» Collected data entries

----

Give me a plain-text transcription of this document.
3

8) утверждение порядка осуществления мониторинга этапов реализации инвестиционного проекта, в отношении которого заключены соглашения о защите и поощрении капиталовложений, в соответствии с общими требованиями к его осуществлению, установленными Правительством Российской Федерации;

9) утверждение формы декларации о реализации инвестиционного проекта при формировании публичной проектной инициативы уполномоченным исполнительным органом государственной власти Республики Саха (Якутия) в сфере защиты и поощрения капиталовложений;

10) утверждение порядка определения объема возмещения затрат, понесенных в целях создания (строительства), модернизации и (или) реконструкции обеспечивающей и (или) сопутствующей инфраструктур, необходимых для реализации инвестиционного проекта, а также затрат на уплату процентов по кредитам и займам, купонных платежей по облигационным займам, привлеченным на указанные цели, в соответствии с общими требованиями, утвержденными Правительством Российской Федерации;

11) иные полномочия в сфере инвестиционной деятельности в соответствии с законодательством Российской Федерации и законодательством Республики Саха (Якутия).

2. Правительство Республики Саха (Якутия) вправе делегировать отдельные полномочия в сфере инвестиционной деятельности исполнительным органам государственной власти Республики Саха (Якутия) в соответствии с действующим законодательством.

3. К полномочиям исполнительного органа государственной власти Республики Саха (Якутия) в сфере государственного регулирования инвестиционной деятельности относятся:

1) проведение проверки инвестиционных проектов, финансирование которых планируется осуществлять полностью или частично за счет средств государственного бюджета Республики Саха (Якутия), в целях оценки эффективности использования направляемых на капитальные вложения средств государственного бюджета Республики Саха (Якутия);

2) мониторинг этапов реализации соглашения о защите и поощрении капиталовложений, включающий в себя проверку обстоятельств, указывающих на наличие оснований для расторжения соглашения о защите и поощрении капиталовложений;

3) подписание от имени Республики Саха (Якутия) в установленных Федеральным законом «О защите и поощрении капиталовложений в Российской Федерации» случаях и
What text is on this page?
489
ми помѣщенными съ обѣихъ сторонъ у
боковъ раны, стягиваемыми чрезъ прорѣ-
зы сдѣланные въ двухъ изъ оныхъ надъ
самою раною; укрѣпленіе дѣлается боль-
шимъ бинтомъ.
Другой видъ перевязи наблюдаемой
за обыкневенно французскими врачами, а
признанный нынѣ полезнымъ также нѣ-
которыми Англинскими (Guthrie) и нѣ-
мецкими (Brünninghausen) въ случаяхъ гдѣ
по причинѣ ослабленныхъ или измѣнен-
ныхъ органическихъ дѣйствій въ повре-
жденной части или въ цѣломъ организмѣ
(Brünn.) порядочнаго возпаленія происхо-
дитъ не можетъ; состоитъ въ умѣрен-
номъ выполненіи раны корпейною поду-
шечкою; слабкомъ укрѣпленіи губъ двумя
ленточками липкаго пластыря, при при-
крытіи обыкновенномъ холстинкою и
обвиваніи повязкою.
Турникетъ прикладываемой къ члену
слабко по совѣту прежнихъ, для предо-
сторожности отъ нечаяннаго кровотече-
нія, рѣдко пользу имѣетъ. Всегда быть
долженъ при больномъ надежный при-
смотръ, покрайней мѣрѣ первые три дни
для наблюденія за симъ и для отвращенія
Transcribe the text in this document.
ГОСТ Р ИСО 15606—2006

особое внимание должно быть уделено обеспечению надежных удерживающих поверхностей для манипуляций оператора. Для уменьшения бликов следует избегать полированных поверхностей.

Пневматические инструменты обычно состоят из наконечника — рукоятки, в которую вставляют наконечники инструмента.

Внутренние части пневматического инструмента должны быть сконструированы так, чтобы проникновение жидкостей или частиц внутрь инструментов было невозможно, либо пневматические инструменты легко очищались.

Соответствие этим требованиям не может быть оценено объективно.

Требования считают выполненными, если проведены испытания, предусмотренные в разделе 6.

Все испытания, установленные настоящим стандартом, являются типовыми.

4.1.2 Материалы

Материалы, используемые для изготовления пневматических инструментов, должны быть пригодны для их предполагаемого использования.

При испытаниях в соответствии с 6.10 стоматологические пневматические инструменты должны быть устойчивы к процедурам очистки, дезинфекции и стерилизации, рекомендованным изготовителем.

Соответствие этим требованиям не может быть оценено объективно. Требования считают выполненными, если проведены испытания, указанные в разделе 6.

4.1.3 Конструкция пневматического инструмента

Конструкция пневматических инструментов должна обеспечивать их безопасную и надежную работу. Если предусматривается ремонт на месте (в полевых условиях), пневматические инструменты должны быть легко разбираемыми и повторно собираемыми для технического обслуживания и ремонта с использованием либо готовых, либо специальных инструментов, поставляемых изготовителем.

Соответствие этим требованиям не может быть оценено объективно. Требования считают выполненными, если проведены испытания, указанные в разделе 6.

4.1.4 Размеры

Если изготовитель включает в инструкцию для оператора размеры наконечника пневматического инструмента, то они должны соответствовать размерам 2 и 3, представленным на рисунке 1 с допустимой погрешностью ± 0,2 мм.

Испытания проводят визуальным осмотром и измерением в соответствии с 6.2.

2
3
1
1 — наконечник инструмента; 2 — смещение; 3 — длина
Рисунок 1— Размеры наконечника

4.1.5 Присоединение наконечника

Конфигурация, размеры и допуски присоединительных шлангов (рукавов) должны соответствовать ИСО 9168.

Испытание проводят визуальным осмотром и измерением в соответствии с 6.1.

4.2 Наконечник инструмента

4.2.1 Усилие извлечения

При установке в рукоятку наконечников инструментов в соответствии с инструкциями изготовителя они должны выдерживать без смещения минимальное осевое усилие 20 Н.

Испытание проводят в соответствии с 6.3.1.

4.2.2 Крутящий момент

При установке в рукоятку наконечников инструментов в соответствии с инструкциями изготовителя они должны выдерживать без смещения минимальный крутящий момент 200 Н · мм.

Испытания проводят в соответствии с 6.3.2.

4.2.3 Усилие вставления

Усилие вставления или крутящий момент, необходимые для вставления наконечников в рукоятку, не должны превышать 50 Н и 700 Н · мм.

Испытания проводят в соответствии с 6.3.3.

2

----

» WHAT YOU SHOULD DO
Gather all lines from the listing above in which "общими" occurs.

» WRITTEN ANSWER
8) утверждение порядка осуществления мониторинга этапов реализации инвестиционного проекта, в отношении которого заключены соглашения о защите и поощрении капиталовложений, в соответствии с общими требованиями к его осуществлению, установленными Правительством Российской Федерации;
10) утверждение порядка определения объема возмещения затрат, понесенных в целях создания (строительства), модернизации и (или) реконструкции обеспечивающей и (или) сопутствующей инфраструктур, необходимых для реализации инвестиционного проекта, а также затрат на уплату процентов по кредитам и займам, купонных платежей по облигационным займам, привлеченным на указанные цели, в соответствии с общими требованиями, утвержденными Правительством Российской Федерации;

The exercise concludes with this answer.